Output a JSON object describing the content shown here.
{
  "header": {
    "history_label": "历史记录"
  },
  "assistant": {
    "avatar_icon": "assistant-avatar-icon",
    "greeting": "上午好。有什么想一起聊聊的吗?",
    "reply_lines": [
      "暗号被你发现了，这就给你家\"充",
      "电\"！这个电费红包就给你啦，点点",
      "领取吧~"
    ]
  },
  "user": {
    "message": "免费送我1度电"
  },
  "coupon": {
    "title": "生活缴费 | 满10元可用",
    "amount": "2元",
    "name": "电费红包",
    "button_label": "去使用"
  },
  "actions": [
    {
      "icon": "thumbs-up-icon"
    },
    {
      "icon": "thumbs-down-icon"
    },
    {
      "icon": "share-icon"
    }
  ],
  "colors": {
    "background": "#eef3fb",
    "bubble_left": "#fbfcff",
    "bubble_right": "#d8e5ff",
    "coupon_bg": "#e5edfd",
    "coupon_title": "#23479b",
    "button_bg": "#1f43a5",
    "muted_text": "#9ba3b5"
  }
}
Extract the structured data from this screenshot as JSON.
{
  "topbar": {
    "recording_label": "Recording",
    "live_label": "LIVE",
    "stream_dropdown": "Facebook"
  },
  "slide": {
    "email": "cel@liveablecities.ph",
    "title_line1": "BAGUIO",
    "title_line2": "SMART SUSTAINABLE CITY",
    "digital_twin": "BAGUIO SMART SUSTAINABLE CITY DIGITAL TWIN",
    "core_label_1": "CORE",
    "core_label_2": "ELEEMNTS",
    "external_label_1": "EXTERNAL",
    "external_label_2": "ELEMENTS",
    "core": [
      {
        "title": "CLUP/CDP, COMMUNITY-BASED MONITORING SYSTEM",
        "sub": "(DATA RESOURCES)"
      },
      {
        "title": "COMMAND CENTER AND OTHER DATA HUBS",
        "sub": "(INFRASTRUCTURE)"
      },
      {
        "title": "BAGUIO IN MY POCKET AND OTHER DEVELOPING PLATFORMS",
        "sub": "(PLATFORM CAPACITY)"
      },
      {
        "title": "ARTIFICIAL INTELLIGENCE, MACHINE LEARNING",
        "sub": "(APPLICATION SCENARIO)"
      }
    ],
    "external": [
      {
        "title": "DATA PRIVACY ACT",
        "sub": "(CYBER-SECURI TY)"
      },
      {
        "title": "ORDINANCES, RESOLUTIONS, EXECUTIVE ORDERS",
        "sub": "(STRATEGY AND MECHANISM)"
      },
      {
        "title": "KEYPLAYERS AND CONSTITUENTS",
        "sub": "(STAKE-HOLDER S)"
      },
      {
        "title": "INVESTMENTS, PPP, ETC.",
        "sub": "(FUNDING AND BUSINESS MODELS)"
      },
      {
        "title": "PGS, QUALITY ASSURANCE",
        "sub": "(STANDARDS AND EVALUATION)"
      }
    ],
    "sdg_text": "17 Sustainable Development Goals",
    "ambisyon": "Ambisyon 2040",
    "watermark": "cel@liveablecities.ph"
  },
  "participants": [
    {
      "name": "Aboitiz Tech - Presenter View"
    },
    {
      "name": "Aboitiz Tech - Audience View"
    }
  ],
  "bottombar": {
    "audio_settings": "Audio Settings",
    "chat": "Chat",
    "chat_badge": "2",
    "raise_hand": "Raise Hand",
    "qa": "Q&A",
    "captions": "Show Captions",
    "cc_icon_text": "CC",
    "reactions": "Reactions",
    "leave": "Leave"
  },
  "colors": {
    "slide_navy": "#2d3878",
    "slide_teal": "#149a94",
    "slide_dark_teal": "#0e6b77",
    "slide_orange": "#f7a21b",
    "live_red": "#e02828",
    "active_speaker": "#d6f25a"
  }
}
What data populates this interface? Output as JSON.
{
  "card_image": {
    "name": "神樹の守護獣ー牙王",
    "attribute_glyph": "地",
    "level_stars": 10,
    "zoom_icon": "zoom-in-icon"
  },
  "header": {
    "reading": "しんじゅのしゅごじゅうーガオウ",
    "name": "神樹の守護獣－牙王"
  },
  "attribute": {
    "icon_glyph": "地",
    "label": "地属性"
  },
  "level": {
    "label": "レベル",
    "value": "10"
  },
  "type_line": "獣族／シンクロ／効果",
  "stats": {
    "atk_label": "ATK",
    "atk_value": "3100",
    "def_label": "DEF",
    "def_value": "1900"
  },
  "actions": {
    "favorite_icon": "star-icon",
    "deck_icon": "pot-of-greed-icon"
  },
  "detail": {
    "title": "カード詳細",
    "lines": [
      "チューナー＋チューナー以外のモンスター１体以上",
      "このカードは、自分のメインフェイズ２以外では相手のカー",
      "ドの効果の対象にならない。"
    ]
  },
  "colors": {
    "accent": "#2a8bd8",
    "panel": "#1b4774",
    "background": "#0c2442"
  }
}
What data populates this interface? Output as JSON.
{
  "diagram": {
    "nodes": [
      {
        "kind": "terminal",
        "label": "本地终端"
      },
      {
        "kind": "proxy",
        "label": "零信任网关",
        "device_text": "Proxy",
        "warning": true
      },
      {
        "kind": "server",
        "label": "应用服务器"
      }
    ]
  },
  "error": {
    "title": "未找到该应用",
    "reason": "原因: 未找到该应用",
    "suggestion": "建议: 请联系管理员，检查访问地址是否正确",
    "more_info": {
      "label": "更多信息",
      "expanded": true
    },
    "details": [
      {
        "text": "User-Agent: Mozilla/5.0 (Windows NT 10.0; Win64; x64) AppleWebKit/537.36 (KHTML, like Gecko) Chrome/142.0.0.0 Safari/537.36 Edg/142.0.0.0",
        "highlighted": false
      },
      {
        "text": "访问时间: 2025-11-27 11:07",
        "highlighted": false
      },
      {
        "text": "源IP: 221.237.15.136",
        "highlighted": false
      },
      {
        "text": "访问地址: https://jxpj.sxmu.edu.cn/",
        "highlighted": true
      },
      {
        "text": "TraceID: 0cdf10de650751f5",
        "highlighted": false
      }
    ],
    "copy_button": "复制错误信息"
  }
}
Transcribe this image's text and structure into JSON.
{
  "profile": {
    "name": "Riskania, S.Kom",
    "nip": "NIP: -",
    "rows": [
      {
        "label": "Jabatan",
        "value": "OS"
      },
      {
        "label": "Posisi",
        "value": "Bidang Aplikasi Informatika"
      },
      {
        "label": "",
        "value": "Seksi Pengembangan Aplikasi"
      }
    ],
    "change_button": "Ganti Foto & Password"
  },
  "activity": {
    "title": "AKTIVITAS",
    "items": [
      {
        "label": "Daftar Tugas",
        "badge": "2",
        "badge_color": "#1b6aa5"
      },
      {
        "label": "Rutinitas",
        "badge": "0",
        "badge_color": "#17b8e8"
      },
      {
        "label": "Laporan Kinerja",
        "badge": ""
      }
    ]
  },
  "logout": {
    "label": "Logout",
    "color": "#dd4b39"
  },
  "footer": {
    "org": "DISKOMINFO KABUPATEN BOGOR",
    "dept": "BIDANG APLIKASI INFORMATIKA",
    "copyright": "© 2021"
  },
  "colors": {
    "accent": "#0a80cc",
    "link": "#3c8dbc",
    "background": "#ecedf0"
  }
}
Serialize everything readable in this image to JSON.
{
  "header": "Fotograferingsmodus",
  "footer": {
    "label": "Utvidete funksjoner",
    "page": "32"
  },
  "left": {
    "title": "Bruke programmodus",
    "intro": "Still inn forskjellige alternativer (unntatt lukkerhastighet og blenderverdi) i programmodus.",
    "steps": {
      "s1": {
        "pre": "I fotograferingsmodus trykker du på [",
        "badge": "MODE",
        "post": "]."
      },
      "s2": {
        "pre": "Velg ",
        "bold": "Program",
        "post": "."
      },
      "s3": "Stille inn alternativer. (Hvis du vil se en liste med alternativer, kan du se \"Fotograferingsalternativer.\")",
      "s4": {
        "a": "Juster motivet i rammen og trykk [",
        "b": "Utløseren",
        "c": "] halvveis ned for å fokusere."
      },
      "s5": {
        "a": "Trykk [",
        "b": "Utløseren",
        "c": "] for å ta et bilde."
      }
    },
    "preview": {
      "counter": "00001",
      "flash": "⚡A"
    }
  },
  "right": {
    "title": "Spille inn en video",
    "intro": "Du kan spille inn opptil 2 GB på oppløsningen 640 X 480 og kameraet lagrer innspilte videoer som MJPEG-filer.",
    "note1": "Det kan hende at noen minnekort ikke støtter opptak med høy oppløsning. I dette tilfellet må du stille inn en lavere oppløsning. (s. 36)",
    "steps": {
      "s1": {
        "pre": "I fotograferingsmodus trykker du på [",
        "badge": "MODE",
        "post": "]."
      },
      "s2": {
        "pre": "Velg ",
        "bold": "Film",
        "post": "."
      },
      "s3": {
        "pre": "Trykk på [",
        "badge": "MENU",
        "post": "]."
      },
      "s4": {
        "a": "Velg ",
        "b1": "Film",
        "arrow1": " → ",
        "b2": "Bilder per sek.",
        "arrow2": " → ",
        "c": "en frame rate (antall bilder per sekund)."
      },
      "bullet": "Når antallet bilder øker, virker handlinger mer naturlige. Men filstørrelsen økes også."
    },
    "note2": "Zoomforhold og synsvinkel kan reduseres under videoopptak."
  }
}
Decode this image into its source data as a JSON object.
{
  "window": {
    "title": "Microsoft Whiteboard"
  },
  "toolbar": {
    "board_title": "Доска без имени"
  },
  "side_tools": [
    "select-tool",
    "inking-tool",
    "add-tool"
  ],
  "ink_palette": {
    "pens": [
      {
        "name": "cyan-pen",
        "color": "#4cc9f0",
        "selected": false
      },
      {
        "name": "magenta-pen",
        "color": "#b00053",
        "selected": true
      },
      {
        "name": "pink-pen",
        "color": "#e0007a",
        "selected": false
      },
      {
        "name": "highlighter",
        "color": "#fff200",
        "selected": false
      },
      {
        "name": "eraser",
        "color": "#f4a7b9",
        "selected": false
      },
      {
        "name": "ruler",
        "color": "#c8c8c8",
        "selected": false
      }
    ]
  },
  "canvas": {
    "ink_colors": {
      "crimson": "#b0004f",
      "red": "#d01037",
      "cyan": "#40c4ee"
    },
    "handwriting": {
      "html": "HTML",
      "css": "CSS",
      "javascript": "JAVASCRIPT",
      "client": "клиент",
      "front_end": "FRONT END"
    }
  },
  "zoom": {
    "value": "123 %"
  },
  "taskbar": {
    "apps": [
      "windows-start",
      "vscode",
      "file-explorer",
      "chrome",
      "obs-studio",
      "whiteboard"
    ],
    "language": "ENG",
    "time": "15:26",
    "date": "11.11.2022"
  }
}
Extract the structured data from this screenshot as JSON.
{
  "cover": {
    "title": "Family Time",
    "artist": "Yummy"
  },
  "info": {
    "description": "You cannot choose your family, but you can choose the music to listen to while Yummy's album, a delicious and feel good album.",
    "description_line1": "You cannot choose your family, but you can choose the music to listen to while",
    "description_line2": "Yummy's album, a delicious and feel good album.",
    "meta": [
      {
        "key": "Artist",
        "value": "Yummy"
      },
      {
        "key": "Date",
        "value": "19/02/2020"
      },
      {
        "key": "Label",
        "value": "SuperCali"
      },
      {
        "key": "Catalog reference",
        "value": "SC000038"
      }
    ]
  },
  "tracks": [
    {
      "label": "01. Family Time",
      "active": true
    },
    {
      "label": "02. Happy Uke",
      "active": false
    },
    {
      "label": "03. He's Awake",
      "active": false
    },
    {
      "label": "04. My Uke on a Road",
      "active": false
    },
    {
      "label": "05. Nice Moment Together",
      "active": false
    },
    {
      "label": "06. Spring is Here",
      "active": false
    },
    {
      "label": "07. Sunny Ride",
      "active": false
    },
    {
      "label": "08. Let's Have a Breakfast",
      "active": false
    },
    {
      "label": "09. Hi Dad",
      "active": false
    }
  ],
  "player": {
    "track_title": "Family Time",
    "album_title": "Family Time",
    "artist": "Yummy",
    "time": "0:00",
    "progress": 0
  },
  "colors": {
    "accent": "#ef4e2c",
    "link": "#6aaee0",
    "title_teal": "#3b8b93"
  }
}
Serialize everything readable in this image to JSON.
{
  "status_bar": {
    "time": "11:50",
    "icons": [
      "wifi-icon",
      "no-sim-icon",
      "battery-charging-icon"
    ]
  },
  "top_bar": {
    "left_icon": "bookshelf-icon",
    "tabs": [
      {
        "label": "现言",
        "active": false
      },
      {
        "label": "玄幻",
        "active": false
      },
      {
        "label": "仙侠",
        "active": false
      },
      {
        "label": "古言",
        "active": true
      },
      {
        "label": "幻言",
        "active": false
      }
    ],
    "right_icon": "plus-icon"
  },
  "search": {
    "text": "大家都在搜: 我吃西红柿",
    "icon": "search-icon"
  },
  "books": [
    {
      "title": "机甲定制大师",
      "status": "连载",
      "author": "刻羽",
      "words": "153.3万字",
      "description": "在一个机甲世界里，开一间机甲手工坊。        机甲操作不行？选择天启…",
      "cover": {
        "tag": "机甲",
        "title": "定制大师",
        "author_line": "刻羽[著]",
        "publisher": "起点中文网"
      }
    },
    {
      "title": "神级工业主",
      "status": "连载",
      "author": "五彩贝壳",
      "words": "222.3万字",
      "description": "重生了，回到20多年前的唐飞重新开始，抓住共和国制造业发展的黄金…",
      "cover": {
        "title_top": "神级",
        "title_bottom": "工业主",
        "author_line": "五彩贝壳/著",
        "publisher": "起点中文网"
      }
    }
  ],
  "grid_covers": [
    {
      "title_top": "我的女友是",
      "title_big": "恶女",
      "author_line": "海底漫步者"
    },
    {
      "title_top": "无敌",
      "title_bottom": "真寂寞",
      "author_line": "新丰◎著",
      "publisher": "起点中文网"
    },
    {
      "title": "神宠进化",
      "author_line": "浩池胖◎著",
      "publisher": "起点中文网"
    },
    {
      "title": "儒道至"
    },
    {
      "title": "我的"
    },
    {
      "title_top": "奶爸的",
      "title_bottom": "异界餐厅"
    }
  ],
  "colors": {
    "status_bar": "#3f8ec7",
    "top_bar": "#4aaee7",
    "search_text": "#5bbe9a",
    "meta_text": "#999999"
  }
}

● **Work to be completed**
Pick out the lines containing the string "object" and show them.

● **Exercise response**
Output a JSON object describing the content shown here.
Decode this image into its source data as a JSON object.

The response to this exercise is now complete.